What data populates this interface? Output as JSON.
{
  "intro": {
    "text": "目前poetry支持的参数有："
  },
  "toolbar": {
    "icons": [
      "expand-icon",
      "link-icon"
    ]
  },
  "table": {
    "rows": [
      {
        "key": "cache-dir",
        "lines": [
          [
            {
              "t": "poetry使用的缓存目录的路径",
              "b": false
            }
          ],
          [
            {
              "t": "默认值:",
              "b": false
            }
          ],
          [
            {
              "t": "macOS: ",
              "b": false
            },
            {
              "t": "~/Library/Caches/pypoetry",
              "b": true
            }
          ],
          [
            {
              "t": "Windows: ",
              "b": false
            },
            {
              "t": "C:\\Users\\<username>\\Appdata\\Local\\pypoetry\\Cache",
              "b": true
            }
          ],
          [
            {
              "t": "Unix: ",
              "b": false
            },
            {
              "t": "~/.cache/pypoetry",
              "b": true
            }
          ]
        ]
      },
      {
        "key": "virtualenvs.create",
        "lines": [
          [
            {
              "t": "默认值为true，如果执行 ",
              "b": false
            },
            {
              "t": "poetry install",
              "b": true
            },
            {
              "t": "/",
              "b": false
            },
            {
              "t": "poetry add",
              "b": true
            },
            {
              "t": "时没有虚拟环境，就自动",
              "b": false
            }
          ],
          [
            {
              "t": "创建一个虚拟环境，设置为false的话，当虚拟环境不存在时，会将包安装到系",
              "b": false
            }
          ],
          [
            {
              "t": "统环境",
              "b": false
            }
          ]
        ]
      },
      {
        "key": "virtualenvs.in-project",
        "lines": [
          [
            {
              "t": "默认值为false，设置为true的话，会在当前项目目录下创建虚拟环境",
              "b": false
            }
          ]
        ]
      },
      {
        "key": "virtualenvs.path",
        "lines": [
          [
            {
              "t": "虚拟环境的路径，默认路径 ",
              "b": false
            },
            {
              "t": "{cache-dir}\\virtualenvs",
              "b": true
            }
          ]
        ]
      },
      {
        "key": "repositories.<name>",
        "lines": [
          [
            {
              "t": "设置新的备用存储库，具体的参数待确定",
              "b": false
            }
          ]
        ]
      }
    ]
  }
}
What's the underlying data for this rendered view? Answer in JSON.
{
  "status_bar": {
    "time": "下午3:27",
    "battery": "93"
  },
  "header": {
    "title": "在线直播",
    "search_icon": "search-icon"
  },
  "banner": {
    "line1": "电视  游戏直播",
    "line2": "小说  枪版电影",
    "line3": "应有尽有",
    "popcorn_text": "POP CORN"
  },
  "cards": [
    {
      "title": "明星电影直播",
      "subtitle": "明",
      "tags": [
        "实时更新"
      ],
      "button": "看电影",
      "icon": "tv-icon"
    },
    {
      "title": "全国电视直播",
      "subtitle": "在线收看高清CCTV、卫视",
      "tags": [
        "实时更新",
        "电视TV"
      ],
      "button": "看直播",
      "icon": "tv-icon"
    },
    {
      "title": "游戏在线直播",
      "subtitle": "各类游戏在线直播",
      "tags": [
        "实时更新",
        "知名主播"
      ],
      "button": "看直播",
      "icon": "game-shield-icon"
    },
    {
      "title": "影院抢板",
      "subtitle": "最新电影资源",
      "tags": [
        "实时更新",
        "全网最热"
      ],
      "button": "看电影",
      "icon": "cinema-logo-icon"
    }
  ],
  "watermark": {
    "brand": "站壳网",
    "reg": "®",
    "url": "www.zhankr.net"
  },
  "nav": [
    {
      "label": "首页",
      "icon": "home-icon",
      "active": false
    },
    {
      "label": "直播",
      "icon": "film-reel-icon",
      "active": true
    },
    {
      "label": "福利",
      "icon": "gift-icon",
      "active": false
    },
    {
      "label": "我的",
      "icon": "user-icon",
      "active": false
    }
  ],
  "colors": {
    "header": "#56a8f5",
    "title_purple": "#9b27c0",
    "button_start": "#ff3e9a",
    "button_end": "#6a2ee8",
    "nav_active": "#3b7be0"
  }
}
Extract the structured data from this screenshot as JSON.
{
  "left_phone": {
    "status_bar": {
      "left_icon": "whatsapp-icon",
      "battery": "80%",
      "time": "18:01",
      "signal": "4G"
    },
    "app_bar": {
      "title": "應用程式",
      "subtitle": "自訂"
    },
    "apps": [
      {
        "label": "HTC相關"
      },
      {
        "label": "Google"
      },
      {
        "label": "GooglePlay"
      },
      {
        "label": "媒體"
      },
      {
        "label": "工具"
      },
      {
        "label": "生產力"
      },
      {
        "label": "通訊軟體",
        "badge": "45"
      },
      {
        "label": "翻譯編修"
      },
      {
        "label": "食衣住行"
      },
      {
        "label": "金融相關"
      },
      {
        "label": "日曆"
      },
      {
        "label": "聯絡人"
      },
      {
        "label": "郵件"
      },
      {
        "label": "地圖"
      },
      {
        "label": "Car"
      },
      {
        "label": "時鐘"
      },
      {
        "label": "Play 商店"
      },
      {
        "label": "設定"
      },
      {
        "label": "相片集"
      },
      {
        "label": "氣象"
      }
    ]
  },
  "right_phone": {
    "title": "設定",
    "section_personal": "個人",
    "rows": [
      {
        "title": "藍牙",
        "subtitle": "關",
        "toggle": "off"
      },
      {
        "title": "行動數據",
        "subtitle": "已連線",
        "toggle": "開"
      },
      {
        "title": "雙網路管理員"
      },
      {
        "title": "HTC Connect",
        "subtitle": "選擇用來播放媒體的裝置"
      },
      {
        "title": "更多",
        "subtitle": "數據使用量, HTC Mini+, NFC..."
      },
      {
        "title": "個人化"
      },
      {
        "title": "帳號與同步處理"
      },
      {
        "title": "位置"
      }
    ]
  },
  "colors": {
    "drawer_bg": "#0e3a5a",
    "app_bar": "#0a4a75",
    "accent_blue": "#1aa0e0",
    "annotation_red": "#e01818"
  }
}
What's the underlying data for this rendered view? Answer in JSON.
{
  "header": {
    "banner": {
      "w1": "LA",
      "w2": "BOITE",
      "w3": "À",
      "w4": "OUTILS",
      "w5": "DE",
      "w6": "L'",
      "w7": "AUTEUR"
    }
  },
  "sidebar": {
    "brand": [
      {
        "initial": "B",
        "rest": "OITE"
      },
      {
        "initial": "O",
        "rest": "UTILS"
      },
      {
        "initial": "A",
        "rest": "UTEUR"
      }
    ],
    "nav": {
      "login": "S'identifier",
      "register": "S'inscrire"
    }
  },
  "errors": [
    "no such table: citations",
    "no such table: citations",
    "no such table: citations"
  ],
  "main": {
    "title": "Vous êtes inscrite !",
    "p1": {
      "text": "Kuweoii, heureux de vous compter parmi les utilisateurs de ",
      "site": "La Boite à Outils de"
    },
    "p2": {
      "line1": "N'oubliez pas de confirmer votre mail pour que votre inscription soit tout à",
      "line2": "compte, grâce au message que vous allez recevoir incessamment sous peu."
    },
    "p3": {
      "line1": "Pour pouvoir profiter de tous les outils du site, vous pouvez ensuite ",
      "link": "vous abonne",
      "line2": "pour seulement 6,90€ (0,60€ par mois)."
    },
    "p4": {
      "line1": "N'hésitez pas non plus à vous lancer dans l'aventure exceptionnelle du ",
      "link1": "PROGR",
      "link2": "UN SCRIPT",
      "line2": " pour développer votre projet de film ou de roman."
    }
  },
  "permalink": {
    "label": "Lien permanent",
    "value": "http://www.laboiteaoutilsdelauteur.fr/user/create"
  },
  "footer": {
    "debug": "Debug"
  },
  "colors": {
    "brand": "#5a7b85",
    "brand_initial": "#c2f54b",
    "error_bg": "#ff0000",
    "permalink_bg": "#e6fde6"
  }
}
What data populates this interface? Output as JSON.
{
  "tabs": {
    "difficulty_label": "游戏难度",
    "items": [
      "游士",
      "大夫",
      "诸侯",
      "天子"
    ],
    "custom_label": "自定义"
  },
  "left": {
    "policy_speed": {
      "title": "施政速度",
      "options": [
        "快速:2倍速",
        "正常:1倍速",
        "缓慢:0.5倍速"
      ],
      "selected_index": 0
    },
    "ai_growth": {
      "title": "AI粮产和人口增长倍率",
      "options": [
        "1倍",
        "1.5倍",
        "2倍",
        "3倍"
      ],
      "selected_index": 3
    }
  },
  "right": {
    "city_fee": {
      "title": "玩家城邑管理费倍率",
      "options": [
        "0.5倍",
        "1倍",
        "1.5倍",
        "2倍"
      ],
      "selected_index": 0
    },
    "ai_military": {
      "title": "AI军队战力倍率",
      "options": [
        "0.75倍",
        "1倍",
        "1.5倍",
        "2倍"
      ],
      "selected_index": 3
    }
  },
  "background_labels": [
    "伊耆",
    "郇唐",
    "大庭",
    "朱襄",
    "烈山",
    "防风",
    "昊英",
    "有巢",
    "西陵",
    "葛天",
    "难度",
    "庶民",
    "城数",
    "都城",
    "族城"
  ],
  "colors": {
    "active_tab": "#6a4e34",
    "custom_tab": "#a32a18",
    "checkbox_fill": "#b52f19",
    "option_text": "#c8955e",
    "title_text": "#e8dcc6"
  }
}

# # #

*Aim*
Among the entries, how many lines include the word "votre"? Answer with a single number and nothing further.

*Exercise output*
2